__Set problem__
Repeat each record below exactly, dropping the pictures.

__Given records__

>> Begin

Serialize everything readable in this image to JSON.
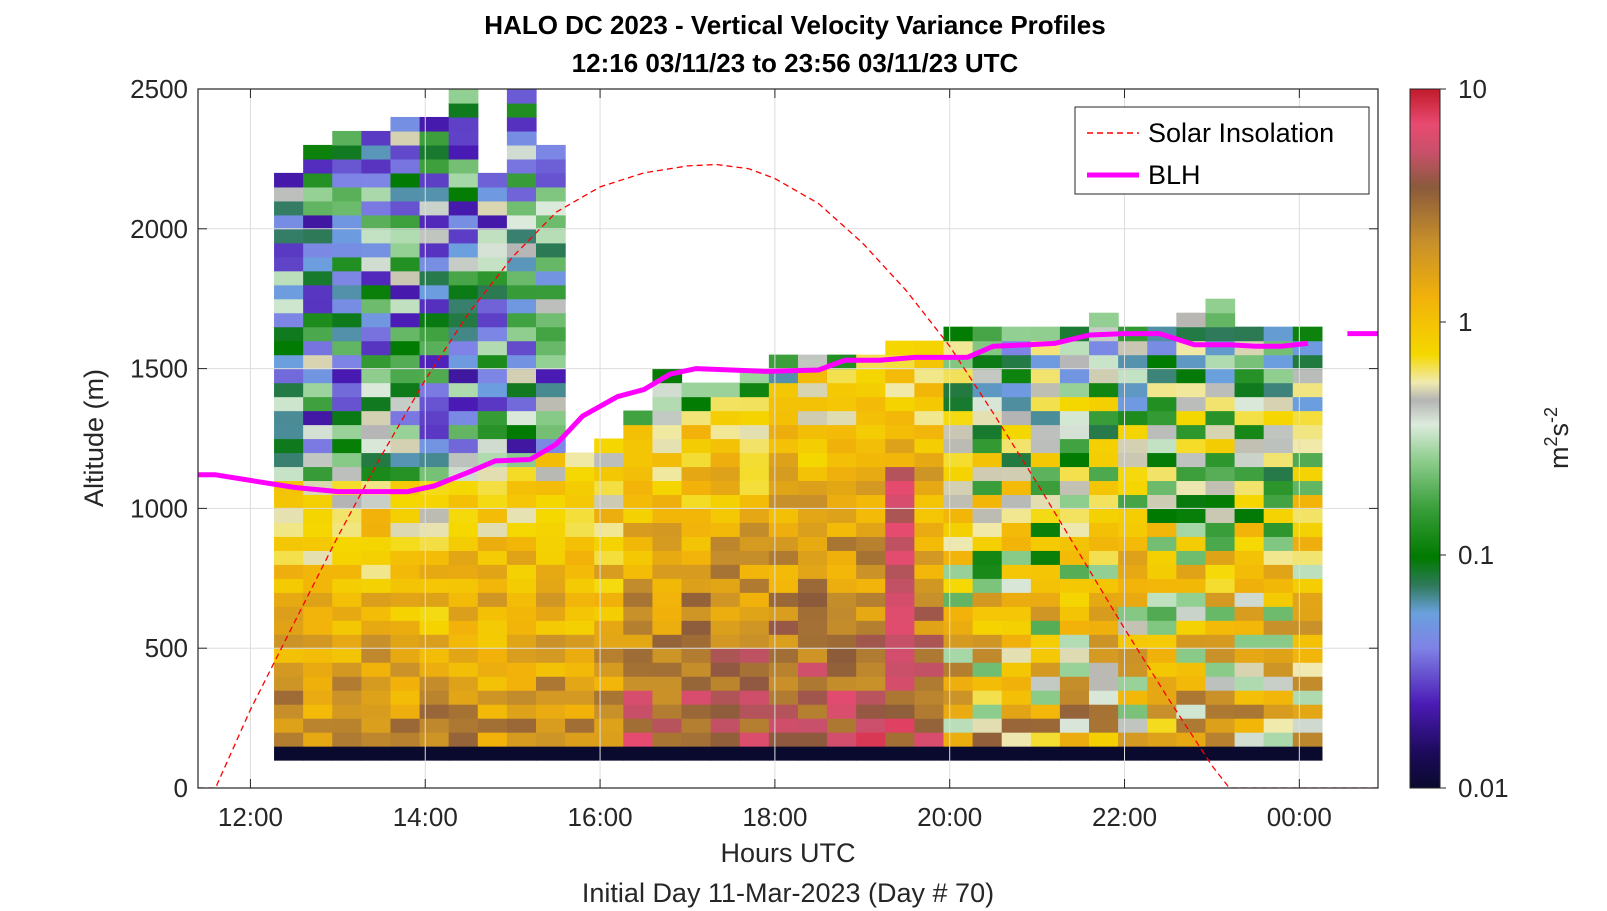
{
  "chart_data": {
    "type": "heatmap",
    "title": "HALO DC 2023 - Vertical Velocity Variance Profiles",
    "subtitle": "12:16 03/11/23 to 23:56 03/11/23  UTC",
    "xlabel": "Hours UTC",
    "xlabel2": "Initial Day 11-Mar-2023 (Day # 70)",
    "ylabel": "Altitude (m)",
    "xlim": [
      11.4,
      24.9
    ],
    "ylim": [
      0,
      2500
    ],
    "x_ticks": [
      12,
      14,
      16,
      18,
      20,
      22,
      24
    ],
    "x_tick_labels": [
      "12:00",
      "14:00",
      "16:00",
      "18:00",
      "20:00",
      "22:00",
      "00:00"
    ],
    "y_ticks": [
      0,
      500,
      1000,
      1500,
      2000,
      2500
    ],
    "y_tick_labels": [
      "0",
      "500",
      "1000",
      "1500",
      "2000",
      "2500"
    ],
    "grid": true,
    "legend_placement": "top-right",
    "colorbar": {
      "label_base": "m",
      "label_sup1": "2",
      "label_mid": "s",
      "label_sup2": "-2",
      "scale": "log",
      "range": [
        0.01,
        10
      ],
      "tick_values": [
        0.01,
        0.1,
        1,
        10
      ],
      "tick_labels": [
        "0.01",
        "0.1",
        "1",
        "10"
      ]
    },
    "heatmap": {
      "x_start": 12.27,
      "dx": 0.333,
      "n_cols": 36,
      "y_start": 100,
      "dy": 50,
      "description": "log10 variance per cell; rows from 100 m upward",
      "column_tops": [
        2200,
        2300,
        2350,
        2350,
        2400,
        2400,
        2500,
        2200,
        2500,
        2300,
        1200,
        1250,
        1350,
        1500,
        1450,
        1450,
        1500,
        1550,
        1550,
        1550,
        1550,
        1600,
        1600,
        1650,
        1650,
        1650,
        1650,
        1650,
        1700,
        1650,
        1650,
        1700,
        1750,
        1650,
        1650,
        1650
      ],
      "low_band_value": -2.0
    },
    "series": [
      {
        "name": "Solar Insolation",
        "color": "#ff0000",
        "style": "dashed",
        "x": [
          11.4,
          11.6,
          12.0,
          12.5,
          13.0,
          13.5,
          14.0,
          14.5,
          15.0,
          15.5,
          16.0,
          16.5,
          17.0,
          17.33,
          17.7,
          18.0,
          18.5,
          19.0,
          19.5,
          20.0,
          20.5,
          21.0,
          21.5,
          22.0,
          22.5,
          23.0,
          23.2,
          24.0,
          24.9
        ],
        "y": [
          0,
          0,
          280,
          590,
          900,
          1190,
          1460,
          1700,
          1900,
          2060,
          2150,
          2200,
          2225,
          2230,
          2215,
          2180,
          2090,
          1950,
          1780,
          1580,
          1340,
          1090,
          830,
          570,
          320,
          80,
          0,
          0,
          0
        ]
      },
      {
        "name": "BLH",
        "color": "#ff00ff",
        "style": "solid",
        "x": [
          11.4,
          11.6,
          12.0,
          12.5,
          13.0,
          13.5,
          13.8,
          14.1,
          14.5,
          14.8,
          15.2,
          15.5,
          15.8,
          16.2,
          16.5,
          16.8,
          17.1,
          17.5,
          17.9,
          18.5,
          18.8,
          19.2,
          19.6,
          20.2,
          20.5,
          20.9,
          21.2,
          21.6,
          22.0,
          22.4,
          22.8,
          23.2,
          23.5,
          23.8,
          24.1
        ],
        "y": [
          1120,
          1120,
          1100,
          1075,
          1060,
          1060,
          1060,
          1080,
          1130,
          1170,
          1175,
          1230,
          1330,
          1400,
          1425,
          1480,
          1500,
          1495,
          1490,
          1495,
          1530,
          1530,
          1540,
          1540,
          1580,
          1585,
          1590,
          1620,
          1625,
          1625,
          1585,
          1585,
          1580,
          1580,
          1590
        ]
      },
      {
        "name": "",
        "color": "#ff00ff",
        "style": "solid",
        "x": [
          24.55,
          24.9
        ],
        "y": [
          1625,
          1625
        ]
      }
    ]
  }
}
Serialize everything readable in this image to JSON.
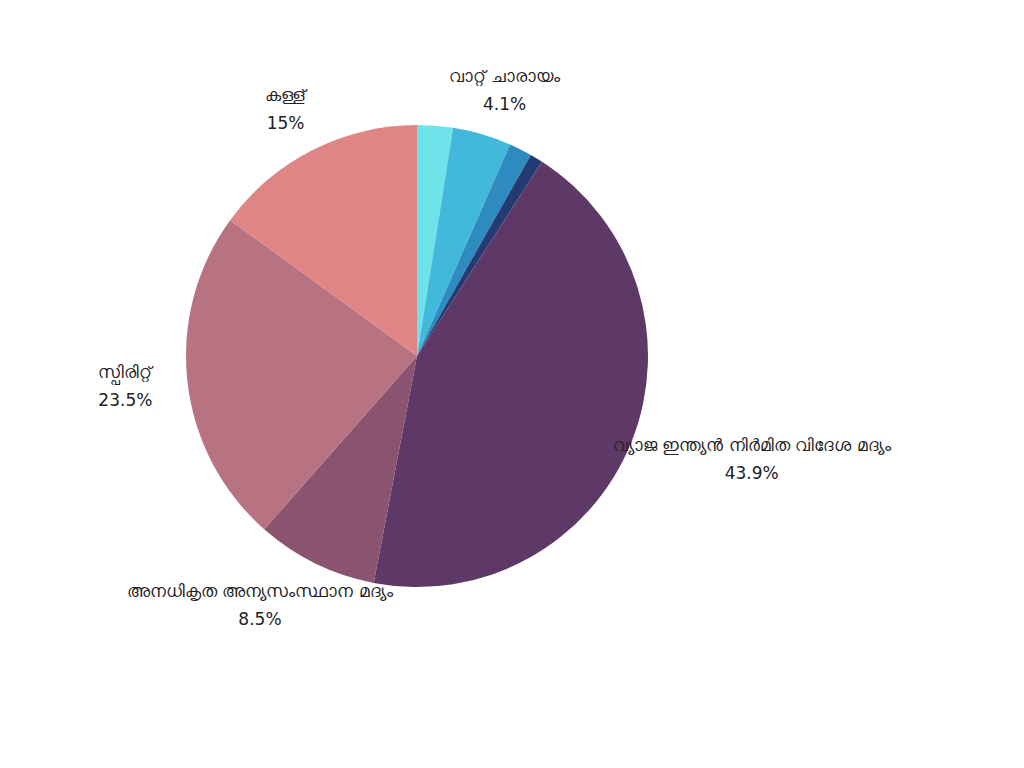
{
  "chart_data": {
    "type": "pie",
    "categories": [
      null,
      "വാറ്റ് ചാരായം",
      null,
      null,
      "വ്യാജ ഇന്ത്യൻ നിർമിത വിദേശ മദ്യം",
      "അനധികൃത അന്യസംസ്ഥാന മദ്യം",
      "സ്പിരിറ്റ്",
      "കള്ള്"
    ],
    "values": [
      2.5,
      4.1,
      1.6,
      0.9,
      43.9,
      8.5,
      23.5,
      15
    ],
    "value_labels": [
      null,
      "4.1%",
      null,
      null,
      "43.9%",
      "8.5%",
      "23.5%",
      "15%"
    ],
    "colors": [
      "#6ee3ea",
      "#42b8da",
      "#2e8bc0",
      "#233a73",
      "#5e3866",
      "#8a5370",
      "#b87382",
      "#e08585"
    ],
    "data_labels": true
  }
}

>> End

__Reply to the task__
Serialize everything readable in this image to JSON.
{
  "chart_data": {
    "type": "heatmap",
    "title": "HALO DC 2023 - Vertical Velocity Variance Profiles",
    "subtitle": "12:16 03/11/23 to 23:56 03/11/23  UTC",
    "xlabel": "Hours UTC",
    "xlabel2": "Initial Day 11-Mar-2023 (Day # 70)",
    "ylabel": "Altitude (m)",
    "xlim": [
      11.4,
      24.9
    ],
    "ylim": [
      0,
      2500
    ],
    "x_ticks": [
      12,
      14,
      16,
      18,
      20,
      22,
      24
    ],
    "x_tick_labels": [
      "12:00",
      "14:00",
      "16:00",
      "18:00",
      "20:00",
      "22:00",
      "00:00"
    ],
    "y_ticks": [
      0,
      500,
      1000,
      1500,
      2000,
      2500
    ],
    "y_tick_labels": [
      "0",
      "500",
      "1000",
      "1500",
      "2000",
      "2500"
    ],
    "grid": true,
    "legend_placement": "top-right",
    "colorbar": {
      "label_base": "m",
      "label_sup1": "2",
      "label_mid": "s",
      "label_sup2": "-2",
      "scale": "log",
      "range": [
        0.01,
        10
      ],
      "tick_values": [
        0.01,
        0.1,
        1,
        10
      ],
      "tick_labels": [
        "0.01",
        "0.1",
        "1",
        "10"
      ]
    },
    "heatmap": {
      "x_start": 12.27,
      "dx": 0.333,
      "n_cols": 36,
      "y_start": 100,
      "dy": 50,
      "description": "log10 variance per cell; rows from 100 m upward",
      "column_tops": [
        2200,
        2300,
        2350,
        2350,
        2400,
        2400,
        2500,
        2200,
        2500,
        2300,
        1200,
        1250,
        1350,
        1500,
        1450,
        1450,
        1500,
        1550,
        1550,
        1550,
        1550,
        1600,
        1600,
        1650,
        1650,
        1650,
        1650,
        1650,
        1700,
        1650,
        1650,
        1700,
        1750,
        1650,
        1650,
        1650
      ],
      "low_band_value": -2.0
    },
    "series": [
      {
        "name": "Solar Insolation",
        "color": "#ff0000",
        "style": "dashed",
        "x": [
          11.4,
          11.6,
          12.0,
          12.5,
          13.0,
          13.5,
          14.0,
          14.5,
          15.0,
          15.5,
          16.0,
          16.5,
          17.0,
          17.33,
          17.7,
          18.0,
          18.5,
          19.0,
          19.5,
          20.0,
          20.5,
          21.0,
          21.5,
          22.0,
          22.5,
          23.0,
          23.2,
          24.0,
          24.9
        ],
        "y": [
          0,
          0,
          280,
          590,
          900,
          1190,
          1460,
          1700,
          1900,
          2060,
          2150,
          2200,
          2225,
          2230,
          2215,
          2180,
          2090,
          1950,
          1780,
          1580,
          1340,
          1090,
          830,
          570,
          320,
          80,
          0,
          0,
          0
        ]
      },
      {
        "name": "BLH",
        "color": "#ff00ff",
        "style": "solid",
        "x": [
          11.4,
          11.6,
          12.0,
          12.5,
          13.0,
          13.5,
          13.8,
          14.1,
          14.5,
          14.8,
          15.2,
          15.5,
          15.8,
          16.2,
          16.5,
          16.8,
          17.1,
          17.5,
          17.9,
          18.5,
          18.8,
          19.2,
          19.6,
          20.2,
          20.5,
          20.9,
          21.2,
          21.6,
          22.0,
          22.4,
          22.8,
          23.2,
          23.5,
          23.8,
          24.1
        ],
        "y": [
          1120,
          1120,
          1100,
          1075,
          1060,
          1060,
          1060,
          1080,
          1130,
          1170,
          1175,
          1230,
          1330,
          1400,
          1425,
          1480,
          1500,
          1495,
          1490,
          1495,
          1530,
          1530,
          1540,
          1540,
          1580,
          1585,
          1590,
          1620,
          1625,
          1625,
          1585,
          1585,
          1580,
          1580,
          1590
        ]
      },
      {
        "name": "",
        "color": "#ff00ff",
        "style": "solid",
        "x": [
          24.55,
          24.9
        ],
        "y": [
          1625,
          1625
        ]
      }
    ]
  }
}
Serialize everything readable in this image to JSON.
{
  "chart_data": {
    "type": "pie",
    "categories": [
      null,
      "വാറ്റ് ചാരായം",
      null,
      null,
      "വ്യാജ ഇന്ത്യൻ നിർമിത വിദേശ മദ്യം",
      "അനധികൃത അന്യസംസ്ഥാന മദ്യം",
      "സ്പിരിറ്റ്",
      "കള്ള്"
    ],
    "values": [
      2.5,
      4.1,
      1.6,
      0.9,
      43.9,
      8.5,
      23.5,
      15
    ],
    "value_labels": [
      null,
      "4.1%",
      null,
      null,
      "43.9%",
      "8.5%",
      "23.5%",
      "15%"
    ],
    "colors": [
      "#6ee3ea",
      "#42b8da",
      "#2e8bc0",
      "#233a73",
      "#5e3866",
      "#8a5370",
      "#b87382",
      "#e08585"
    ],
    "data_labels": true
  }
}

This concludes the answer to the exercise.